• **WHAT YOU SHOULD DO**:
Comb through the entries for "type" and pull out each line that holds it.

###

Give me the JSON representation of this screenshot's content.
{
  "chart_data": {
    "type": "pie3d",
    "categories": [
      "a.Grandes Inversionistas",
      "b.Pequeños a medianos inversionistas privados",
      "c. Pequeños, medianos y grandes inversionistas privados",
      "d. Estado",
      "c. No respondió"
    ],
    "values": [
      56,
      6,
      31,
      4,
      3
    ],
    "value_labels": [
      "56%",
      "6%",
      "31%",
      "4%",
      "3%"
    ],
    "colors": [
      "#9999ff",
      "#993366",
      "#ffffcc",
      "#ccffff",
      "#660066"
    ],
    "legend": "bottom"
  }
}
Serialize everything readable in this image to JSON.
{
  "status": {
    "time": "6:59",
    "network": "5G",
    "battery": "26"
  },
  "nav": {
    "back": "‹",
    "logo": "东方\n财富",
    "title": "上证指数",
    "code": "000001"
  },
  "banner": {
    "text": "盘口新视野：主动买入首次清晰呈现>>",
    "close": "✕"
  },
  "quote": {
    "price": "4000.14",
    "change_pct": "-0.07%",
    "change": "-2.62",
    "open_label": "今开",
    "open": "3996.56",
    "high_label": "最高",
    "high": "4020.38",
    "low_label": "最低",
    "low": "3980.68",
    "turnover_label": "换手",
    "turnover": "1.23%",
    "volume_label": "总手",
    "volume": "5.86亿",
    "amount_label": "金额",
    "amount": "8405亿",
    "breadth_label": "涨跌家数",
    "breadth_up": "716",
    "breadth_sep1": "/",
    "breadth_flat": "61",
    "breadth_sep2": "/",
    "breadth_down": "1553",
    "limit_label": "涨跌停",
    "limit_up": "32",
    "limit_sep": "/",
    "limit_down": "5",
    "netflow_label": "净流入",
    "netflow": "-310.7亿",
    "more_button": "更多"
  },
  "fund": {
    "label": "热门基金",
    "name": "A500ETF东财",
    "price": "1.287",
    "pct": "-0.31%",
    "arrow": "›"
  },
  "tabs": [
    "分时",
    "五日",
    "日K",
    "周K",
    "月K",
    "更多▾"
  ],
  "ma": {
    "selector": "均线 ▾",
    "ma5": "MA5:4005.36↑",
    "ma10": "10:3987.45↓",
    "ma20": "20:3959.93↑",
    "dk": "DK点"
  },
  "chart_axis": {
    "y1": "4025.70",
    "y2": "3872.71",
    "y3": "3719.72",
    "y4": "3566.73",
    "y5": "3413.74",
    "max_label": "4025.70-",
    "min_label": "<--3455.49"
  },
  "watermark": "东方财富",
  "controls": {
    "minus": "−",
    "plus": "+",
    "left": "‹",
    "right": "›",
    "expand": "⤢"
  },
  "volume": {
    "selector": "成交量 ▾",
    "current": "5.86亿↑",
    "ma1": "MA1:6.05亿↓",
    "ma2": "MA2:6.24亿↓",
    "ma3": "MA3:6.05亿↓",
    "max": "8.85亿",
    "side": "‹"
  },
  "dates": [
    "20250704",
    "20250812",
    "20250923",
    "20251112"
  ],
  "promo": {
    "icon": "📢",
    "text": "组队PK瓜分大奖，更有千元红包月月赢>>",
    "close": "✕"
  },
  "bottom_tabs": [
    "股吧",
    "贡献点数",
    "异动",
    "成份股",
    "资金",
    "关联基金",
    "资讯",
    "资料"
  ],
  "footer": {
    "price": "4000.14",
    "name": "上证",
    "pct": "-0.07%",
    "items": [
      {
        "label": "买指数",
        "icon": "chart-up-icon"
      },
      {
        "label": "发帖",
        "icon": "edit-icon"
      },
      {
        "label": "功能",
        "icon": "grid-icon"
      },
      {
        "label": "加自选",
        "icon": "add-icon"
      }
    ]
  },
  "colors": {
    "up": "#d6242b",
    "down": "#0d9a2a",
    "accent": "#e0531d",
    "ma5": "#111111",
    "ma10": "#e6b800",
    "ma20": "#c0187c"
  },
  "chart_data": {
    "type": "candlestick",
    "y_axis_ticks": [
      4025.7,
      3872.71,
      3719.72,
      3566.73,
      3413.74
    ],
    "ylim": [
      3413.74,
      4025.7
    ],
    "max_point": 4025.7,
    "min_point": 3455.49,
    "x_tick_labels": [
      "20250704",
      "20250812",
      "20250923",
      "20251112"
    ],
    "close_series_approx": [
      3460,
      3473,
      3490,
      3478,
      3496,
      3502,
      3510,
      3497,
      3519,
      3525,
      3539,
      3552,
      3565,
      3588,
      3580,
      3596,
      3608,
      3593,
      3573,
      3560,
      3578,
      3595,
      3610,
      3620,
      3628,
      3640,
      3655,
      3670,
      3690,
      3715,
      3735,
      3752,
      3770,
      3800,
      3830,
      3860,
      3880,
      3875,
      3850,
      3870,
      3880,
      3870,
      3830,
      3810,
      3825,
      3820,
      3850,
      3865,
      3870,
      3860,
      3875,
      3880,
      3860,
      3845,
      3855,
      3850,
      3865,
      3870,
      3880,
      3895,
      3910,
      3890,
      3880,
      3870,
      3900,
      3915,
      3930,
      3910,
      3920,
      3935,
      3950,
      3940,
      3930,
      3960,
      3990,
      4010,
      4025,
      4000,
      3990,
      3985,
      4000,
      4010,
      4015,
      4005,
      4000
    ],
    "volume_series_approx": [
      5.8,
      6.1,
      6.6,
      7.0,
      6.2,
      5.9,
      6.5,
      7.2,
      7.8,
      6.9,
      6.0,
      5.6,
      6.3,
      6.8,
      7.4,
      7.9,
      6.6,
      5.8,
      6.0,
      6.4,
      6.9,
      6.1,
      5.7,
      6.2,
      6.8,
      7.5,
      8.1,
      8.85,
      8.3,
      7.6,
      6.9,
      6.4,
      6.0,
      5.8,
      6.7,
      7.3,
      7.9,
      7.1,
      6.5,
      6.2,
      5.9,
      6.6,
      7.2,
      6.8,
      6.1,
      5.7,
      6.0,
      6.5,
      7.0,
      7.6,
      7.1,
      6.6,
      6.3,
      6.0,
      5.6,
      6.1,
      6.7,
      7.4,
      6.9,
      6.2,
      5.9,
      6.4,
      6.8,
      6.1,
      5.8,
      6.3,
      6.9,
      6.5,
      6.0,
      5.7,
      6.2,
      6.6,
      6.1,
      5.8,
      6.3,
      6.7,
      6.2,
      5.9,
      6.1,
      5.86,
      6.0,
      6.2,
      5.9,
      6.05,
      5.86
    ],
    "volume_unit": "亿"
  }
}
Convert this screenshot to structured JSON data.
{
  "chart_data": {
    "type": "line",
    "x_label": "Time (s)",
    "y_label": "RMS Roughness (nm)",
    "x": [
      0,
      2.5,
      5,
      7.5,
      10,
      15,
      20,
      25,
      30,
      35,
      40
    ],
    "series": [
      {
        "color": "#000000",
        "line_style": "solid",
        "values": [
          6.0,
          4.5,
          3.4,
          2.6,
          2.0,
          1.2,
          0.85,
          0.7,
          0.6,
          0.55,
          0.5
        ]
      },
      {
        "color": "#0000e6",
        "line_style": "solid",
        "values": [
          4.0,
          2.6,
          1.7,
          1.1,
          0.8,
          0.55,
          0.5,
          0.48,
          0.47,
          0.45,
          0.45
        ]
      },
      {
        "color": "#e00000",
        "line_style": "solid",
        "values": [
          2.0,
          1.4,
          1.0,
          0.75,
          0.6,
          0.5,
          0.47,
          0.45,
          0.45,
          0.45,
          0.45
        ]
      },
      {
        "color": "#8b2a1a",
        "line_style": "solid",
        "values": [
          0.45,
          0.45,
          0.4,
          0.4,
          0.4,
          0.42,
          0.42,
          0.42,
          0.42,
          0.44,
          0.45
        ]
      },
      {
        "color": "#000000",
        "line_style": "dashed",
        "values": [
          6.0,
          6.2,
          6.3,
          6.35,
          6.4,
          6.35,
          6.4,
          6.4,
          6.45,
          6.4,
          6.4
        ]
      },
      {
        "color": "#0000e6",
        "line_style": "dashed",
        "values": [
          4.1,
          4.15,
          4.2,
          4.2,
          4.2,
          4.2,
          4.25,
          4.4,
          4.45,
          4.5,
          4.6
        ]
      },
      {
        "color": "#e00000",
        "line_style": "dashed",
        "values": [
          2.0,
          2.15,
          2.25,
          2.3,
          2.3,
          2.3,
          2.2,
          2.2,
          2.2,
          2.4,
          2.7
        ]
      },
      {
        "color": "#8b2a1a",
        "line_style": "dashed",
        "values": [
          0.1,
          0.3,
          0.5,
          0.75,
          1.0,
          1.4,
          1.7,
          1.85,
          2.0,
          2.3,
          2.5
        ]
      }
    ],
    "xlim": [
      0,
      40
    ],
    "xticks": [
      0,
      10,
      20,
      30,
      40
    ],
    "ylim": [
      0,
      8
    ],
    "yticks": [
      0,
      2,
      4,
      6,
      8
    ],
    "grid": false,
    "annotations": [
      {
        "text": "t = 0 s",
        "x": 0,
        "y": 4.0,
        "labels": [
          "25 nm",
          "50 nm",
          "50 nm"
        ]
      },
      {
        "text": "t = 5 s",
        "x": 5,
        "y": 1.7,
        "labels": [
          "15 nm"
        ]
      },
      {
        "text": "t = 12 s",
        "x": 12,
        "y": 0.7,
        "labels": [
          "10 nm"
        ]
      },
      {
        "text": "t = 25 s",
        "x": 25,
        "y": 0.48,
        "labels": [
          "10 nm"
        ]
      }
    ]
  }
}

###

• **THE REPLY**:
    "type": "pie3d",
    "type": "candlestick",
    "type": "line",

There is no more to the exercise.